**Direction:** Find the lines containing the word "borderline" and copy every one of them.

**Listing:**
════════════════════
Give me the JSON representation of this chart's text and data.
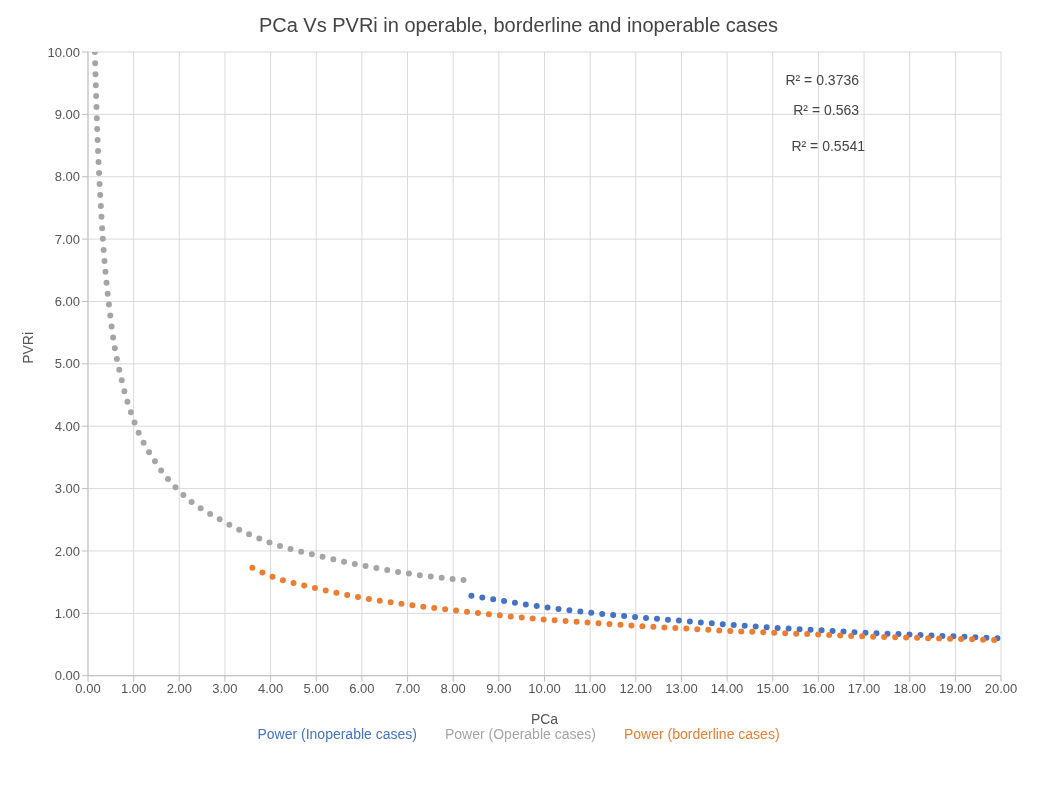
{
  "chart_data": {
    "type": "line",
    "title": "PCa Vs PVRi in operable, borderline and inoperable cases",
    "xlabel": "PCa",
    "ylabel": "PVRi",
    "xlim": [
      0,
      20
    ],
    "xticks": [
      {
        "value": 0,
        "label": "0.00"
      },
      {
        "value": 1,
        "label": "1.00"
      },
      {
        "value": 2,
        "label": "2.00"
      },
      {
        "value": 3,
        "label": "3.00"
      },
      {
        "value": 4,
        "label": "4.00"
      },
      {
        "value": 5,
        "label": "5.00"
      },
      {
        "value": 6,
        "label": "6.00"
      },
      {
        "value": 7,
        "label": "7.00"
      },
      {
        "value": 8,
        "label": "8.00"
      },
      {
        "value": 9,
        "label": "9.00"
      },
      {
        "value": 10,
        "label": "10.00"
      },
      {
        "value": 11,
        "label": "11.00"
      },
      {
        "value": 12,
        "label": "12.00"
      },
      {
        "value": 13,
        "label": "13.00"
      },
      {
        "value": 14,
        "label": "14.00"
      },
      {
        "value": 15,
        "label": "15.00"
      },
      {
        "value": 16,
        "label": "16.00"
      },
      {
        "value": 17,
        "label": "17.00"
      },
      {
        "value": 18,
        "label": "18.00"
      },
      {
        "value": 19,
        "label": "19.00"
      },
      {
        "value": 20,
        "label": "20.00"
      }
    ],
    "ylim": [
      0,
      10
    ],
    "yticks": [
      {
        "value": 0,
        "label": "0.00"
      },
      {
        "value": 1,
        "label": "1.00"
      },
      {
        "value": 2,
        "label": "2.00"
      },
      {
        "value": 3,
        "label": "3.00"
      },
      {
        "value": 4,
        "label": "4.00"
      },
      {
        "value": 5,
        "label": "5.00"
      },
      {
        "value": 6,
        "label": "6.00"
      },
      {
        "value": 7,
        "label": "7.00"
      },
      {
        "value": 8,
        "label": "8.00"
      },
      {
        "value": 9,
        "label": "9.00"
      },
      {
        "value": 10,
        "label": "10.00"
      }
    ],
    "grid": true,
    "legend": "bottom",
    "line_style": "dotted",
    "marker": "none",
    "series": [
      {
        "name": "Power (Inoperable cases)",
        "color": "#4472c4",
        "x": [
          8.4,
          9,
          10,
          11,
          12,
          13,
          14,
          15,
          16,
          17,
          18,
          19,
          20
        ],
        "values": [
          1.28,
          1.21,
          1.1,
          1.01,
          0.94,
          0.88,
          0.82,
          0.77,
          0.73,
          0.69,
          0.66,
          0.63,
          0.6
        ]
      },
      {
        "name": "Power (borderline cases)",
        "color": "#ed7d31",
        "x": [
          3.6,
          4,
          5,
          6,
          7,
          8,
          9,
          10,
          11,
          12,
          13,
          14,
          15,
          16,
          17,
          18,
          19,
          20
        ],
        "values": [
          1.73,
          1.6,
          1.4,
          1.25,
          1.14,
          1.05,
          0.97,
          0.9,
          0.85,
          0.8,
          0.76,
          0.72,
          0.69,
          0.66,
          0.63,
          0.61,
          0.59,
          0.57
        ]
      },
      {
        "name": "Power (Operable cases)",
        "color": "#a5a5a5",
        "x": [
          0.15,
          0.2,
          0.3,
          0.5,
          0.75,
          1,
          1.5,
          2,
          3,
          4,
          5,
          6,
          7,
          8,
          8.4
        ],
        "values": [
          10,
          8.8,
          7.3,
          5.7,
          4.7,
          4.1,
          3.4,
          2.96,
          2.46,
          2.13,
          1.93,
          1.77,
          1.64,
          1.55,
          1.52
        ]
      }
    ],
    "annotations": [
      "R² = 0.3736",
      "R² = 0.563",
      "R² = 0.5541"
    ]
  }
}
════════════════════
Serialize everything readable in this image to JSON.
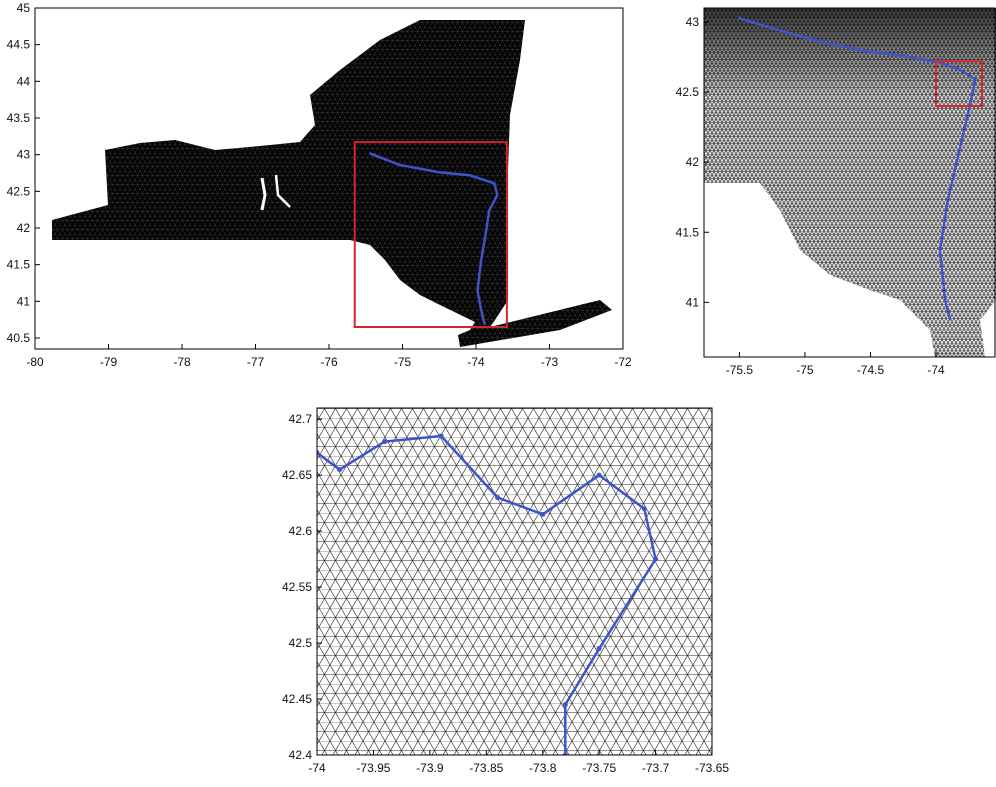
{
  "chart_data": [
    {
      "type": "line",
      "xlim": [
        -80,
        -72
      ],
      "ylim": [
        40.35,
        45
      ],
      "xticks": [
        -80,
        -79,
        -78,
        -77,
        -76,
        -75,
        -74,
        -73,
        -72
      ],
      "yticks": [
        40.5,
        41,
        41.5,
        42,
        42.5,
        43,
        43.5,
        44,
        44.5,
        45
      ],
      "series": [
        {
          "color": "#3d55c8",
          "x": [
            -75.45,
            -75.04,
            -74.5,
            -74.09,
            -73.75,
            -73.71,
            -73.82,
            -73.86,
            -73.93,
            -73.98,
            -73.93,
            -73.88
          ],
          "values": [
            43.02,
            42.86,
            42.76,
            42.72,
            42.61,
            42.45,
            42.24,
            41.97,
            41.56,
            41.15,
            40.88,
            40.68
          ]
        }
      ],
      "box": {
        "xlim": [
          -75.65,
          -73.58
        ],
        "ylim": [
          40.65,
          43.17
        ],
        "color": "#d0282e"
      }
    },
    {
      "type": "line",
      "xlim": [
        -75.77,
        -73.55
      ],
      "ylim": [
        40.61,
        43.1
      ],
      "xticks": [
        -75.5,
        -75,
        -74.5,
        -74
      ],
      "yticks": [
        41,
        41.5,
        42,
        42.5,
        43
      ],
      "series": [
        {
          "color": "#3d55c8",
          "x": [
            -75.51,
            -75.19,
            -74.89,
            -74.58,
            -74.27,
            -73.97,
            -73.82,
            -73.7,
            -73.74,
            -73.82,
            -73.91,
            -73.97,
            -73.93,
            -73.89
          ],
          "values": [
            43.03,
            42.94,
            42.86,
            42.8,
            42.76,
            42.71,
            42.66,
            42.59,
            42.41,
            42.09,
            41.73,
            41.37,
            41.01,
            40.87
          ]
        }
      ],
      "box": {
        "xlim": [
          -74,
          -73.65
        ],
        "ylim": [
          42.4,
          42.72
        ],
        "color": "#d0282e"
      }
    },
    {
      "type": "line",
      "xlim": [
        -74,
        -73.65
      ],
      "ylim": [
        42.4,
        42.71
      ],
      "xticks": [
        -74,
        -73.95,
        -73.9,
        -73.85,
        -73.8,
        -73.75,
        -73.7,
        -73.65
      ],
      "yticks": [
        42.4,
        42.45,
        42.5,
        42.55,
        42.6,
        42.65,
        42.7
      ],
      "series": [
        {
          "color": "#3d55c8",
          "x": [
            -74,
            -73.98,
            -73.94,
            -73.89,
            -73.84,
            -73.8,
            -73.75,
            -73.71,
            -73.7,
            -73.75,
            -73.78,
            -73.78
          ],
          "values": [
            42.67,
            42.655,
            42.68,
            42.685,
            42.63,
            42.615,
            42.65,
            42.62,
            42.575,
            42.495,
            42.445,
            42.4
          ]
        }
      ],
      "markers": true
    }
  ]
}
════════════════════
**Written solution:**
    "title": "PCa Vs PVRi in operable, borderline and inoperable cases",
        "name": "Power (borderline cases)",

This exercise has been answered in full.